> **What is being asked**
Repeat, exactly and completely, the material that follows. Omit the pictures.

### Listed entries

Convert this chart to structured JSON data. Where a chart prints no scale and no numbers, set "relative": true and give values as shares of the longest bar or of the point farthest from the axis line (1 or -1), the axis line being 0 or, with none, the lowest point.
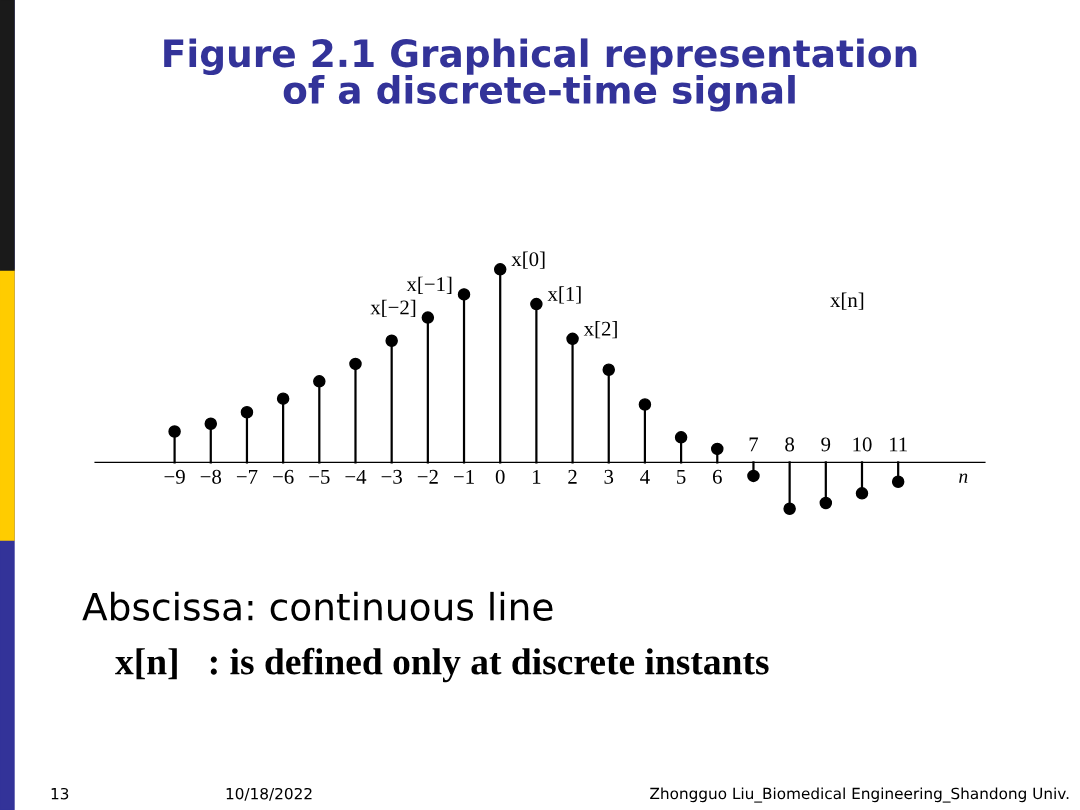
{
  "chart_data": {
    "type": "lollipop",
    "relative": true,
    "title": "Figure 2.1 Graphical representation\nof a discrete-time signal",
    "xlabel": "n",
    "categories": [
      "−9",
      "−8",
      "−7",
      "−6",
      "−5",
      "−4",
      "−3",
      "−2",
      "−1",
      "0",
      "1",
      "2",
      "3",
      "4",
      "5",
      "6",
      "7",
      "8",
      "9",
      "10",
      "11"
    ],
    "values": [
      0.16,
      0.2,
      0.26,
      0.33,
      0.42,
      0.51,
      0.63,
      0.75,
      0.87,
      1,
      0.82,
      0.64,
      0.48,
      0.3,
      0.13,
      0.07,
      -0.07,
      -0.24,
      -0.21,
      -0.16,
      -0.1
    ],
    "color": "#000000",
    "marker": "circle",
    "annotations": [
      {
        "text": "x[−2]",
        "x": "−2",
        "y": 0.75
      },
      {
        "text": "x[−1]",
        "x": "−1",
        "y": 0.87
      },
      {
        "text": "x[0]",
        "x": "0",
        "y": 1
      },
      {
        "text": "x[1]",
        "x": "1",
        "y": 0.82
      },
      {
        "text": "x[2]",
        "x": "2",
        "y": 0.64
      },
      "x[n]",
      "Abscissa: continuous line",
      "x[n]   : is defined only at discrete instants",
      "13",
      "10/18/2022",
      "Zhongguo Liu_Biomedical Engineering_Shandong Univ."
    ]
  }
}
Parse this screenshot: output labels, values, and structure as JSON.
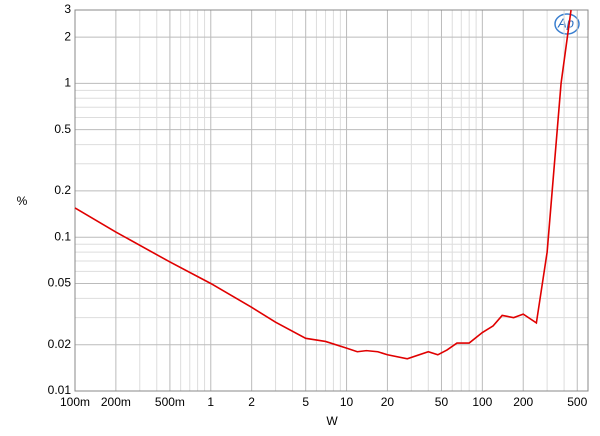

######

> **Task solution**
Convert this chart to structured JSON data. Where a chart prints no scale and no numbers, set "relative": true and give values as shares of the longest bar or of the point farthest from the axis line (1 or -1), the axis line being 0 or, with none, the lowest point.
{
  "chart_data": {
    "type": "lollipop",
    "relative": true,
    "title": "Figure 2.1 Graphical representation\nof a discrete-time signal",
    "xlabel": "n",
    "categories": [
      "−9",
      "−8",
      "−7",
      "−6",
      "−5",
      "−4",
      "−3",
      "−2",
      "−1",
      "0",
      "1",
      "2",
      "3",
      "4",
      "5",
      "6",
      "7",
      "8",
      "9",
      "10",
      "11"
    ],
    "values": [
      0.16,
      0.2,
      0.26,
      0.33,
      0.42,
      0.51,
      0.63,
      0.75,
      0.87,
      1,
      0.82,
      0.64,
      0.48,
      0.3,
      0.13,
      0.07,
      -0.07,
      -0.24,
      -0.21,
      -0.16,
      -0.1
    ],
    "color": "#000000",
    "marker": "circle",
    "annotations": [
      {
        "text": "x[−2]",
        "x": "−2",
        "y": 0.75
      },
      {
        "text": "x[−1]",
        "x": "−1",
        "y": 0.87
      },
      {
        "text": "x[0]",
        "x": "0",
        "y": 1
      },
      {
        "text": "x[1]",
        "x": "1",
        "y": 0.82
      },
      {
        "text": "x[2]",
        "x": "2",
        "y": 0.64
      },
      "x[n]",
      "Abscissa: continuous line",
      "x[n]   : is defined only at discrete instants",
      "13",
      "10/18/2022",
      "Zhongguo Liu_Biomedical Engineering_Shandong Univ."
    ]
  }
}
Parse this screenshot: output labels, values, and structure as JSON.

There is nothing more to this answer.